Goal –
Each record is to be transcribed exactly.

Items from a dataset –
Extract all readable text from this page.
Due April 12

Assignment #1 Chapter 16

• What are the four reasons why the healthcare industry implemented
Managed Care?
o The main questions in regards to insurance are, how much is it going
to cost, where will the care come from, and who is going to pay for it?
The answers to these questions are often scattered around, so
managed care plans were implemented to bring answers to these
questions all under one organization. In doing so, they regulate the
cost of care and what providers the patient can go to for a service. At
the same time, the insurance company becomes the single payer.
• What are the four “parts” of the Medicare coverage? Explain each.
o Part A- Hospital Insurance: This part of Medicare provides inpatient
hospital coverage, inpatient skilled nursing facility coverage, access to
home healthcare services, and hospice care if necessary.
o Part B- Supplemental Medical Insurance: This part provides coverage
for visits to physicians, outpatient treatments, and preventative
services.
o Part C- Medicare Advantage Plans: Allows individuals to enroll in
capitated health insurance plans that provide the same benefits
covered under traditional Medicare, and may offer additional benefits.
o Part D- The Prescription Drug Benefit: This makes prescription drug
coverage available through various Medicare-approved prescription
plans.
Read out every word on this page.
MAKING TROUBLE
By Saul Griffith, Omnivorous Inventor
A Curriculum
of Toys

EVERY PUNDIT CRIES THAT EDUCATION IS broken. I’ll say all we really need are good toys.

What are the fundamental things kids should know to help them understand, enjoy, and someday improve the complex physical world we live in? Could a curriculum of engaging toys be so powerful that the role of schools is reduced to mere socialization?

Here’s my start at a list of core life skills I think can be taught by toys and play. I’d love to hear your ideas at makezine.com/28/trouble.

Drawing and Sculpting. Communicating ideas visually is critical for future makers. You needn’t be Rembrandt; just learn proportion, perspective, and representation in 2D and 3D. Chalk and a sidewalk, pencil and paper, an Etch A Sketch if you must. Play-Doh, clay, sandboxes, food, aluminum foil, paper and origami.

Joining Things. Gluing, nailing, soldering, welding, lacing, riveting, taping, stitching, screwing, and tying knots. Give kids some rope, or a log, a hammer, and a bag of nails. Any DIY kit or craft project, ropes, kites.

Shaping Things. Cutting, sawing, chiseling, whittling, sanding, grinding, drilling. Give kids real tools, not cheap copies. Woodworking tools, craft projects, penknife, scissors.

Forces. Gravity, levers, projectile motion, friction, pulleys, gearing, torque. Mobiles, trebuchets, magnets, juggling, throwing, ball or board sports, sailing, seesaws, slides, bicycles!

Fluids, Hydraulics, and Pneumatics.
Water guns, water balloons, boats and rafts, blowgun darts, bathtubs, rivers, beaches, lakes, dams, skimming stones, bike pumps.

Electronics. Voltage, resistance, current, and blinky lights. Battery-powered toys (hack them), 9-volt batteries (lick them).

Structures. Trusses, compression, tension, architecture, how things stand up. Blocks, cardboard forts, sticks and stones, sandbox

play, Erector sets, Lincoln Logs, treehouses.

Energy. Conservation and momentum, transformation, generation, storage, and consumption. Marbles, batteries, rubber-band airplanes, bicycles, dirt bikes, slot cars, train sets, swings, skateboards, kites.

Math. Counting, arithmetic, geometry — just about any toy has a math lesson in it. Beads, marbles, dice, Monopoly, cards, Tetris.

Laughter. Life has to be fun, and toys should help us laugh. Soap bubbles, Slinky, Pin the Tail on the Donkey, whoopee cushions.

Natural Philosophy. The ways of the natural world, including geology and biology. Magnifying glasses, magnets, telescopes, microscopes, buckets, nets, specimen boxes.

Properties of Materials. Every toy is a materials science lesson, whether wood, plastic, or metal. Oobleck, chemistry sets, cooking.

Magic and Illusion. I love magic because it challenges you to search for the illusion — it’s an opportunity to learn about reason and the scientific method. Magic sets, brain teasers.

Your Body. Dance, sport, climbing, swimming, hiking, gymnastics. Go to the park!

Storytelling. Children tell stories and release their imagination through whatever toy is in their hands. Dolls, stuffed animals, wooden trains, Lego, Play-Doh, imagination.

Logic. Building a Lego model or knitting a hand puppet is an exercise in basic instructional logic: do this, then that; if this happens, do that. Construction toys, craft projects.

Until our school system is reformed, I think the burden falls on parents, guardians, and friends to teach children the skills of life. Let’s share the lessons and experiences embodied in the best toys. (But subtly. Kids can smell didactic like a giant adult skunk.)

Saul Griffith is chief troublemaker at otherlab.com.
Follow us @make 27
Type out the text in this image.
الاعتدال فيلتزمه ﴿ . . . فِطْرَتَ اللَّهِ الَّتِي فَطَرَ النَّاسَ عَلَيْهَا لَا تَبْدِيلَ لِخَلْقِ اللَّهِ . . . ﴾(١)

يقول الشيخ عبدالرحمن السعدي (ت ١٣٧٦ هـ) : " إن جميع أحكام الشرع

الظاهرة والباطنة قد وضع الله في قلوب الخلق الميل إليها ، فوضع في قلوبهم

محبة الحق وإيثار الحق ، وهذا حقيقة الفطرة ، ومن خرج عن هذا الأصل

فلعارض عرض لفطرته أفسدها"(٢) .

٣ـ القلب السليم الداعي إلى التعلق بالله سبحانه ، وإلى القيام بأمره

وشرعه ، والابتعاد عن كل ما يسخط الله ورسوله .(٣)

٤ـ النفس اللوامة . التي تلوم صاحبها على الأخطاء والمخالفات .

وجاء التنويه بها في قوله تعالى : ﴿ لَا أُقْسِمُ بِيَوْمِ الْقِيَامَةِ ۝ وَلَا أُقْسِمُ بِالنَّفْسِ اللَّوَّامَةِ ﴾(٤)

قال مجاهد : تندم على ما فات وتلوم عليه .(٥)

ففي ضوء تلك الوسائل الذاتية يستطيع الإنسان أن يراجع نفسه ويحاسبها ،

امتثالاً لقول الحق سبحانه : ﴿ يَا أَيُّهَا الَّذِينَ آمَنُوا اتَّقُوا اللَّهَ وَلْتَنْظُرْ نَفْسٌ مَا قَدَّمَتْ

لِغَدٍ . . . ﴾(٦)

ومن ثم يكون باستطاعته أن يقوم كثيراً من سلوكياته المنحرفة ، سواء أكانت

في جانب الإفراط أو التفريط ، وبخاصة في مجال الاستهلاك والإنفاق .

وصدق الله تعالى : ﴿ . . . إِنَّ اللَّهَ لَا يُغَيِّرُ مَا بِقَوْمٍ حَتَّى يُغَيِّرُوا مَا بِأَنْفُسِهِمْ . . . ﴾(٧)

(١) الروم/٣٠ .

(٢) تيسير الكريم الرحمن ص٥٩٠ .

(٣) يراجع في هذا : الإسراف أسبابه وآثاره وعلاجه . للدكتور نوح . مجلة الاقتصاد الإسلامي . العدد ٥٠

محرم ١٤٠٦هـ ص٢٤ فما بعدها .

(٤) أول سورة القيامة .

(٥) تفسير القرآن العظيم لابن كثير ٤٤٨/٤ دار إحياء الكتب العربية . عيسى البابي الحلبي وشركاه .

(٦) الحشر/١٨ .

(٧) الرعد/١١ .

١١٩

Solution to this task –
Extract all readable text from this page.
Due April 12

Assignment #1 Chapter 16

• What are the four reasons why the healthcare industry implemented
Managed Care?
o The main questions in regards to insurance are, how much is it going
to cost, where will the care come from, and who is going to pay for it?
The answers to these questions are often scattered around, so
managed care plans were implemented to bring answers to these
questions all under one organization. In doing so, they regulate the
cost of care and what providers the patient can go to for a service. At
the same time, the insurance company becomes the single payer.
• What are the four “parts” of the Medicare coverage? Explain each.
o Part A- Hospital Insurance: This part of Medicare provides inpatient
hospital coverage, inpatient skilled nursing facility coverage, access to
home healthcare services, and hospice care if necessary.
o Part B- Supplemental Medical Insurance: This part provides coverage
for visits to physicians, outpatient treatments, and preventative
services.
o Part C- Medicare Advantage Plans: Allows individuals to enroll in
capitated health insurance plans that provide the same benefits
covered under traditional Medicare, and may offer additional benefits.
o Part D- The Prescription Drug Benefit: This makes prescription drug
coverage available through various Medicare-approved prescription
plans.
Read out every word on this page.
MAKING TROUBLE
By Saul Griffith, Omnivorous Inventor
A Curriculum
of Toys

EVERY PUNDIT CRIES THAT EDUCATION IS broken. I’ll say all we really need are good toys.

What are the fundamental things kids should know to help them understand, enjoy, and someday improve the complex physical world we live in? Could a curriculum of engaging toys be so powerful that the role of schools is reduced to mere socialization?

Here’s my start at a list of core life skills I think can be taught by toys and play. I’d love to hear your ideas at makezine.com/28/trouble.

Drawing and Sculpting. Communicating ideas visually is critical for future makers. You needn’t be Rembrandt; just learn proportion, perspective, and representation in 2D and 3D. Chalk and a sidewalk, pencil and paper, an Etch A Sketch if you must. Play-Doh, clay, sandboxes, food, aluminum foil, paper and origami.

Joining Things. Gluing, nailing, soldering, welding, lacing, riveting, taping, stitching, screwing, and tying knots. Give kids some rope, or a log, a hammer, and a bag of nails. Any DIY kit or craft project, ropes, kites.

Shaping Things. Cutting, sawing, chiseling, whittling, sanding, grinding, drilling. Give kids real tools, not cheap copies. Woodworking tools, craft projects, penknife, scissors.

Forces. Gravity, levers, projectile motion, friction, pulleys, gearing, torque. Mobiles, trebuchets, magnets, juggling, throwing, ball or board sports, sailing, seesaws, slides, bicycles!

Fluids, Hydraulics, and Pneumatics.
Water guns, water balloons, boats and rafts, blowgun darts, bathtubs, rivers, beaches, lakes, dams, skimming stones, bike pumps.

Electronics. Voltage, resistance, current, and blinky lights. Battery-powered toys (hack them), 9-volt batteries (lick them).

Structures. Trusses, compression, tension, architecture, how things stand up. Blocks, cardboard forts, sticks and stones, sandbox

play, Erector sets, Lincoln Logs, treehouses.

Energy. Conservation and momentum, transformation, generation, storage, and consumption. Marbles, batteries, rubber-band airplanes, bicycles, dirt bikes, slot cars, train sets, swings, skateboards, kites.

Math. Counting, arithmetic, geometry — just about any toy has a math lesson in it. Beads, marbles, dice, Monopoly, cards, Tetris.

Laughter. Life has to be fun, and toys should help us laugh. Soap bubbles, Slinky, Pin the Tail on the Donkey, whoopee cushions.

Natural Philosophy. The ways of the natural world, including geology and biology. Magnifying glasses, magnets, telescopes, microscopes, buckets, nets, specimen boxes.

Properties of Materials. Every toy is a materials science lesson, whether wood, plastic, or metal. Oobleck, chemistry sets, cooking.

Magic and Illusion. I love magic because it challenges you to search for the illusion — it’s an opportunity to learn about reason and the scientific method. Magic sets, brain teasers.

Your Body. Dance, sport, climbing, swimming, hiking, gymnastics. Go to the park!

Storytelling. Children tell stories and release their imagination through whatever toy is in their hands. Dolls, stuffed animals, wooden trains, Lego, Play-Doh, imagination.

Logic. Building a Lego model or knitting a hand puppet is an exercise in basic instructional logic: do this, then that; if this happens, do that. Construction toys, craft projects.

Until our school system is reformed, I think the burden falls on parents, guardians, and friends to teach children the skills of life. Let’s share the lessons and experiences embodied in the best toys. (But subtly. Kids can smell didactic like a giant adult skunk.)

Saul Griffith is chief troublemaker at otherlab.com.
Follow us @make 27
Type out the text in this image.
الاعتدال فيلتزمه ﴿ . . . فِطْرَتَ اللَّهِ الَّتِي فَطَرَ النَّاسَ عَلَيْهَا لَا تَبْدِيلَ لِخَلْقِ اللَّهِ . . . ﴾(١)

يقول الشيخ عبدالرحمن السعدي (ت ١٣٧٦ هـ) : " إن جميع أحكام الشرع

الظاهرة والباطنة قد وضع الله في قلوب الخلق الميل إليها ، فوضع في قلوبهم

محبة الحق وإيثار الحق ، وهذا حقيقة الفطرة ، ومن خرج عن هذا الأصل

فلعارض عرض لفطرته أفسدها"(٢) .

٣ـ القلب السليم الداعي إلى التعلق بالله سبحانه ، وإلى القيام بأمره

وشرعه ، والابتعاد عن كل ما يسخط الله ورسوله .(٣)

٤ـ النفس اللوامة . التي تلوم صاحبها على الأخطاء والمخالفات .

وجاء التنويه بها في قوله تعالى : ﴿ لَا أُقْسِمُ بِيَوْمِ الْقِيَامَةِ ۝ وَلَا أُقْسِمُ بِالنَّفْسِ اللَّوَّامَةِ ﴾(٤)

قال مجاهد : تندم على ما فات وتلوم عليه .(٥)

ففي ضوء تلك الوسائل الذاتية يستطيع الإنسان أن يراجع نفسه ويحاسبها ،

امتثالاً لقول الحق سبحانه : ﴿ يَا أَيُّهَا الَّذِينَ آمَنُوا اتَّقُوا اللَّهَ وَلْتَنْظُرْ نَفْسٌ مَا قَدَّمَتْ

لِغَدٍ . . . ﴾(٦)

ومن ثم يكون باستطاعته أن يقوم كثيراً من سلوكياته المنحرفة ، سواء أكانت

في جانب الإفراط أو التفريط ، وبخاصة في مجال الاستهلاك والإنفاق .

وصدق الله تعالى : ﴿ . . . إِنَّ اللَّهَ لَا يُغَيِّرُ مَا بِقَوْمٍ حَتَّى يُغَيِّرُوا مَا بِأَنْفُسِهِمْ . . . ﴾(٧)

(١) الروم/٣٠ .

(٢) تيسير الكريم الرحمن ص٥٩٠ .

(٣) يراجع في هذا : الإسراف أسبابه وآثاره وعلاجه . للدكتور نوح . مجلة الاقتصاد الإسلامي . العدد ٥٠

محرم ١٤٠٦هـ ص٢٤ فما بعدها .

(٤) أول سورة القيامة .

(٥) تفسير القرآن العظيم لابن كثير ٤٤٨/٤ دار إحياء الكتب العربية . عيسى البابي الحلبي وشركاه .

(٦) الحشر/١٨ .

(٧) الرعد/١١ .

١١٩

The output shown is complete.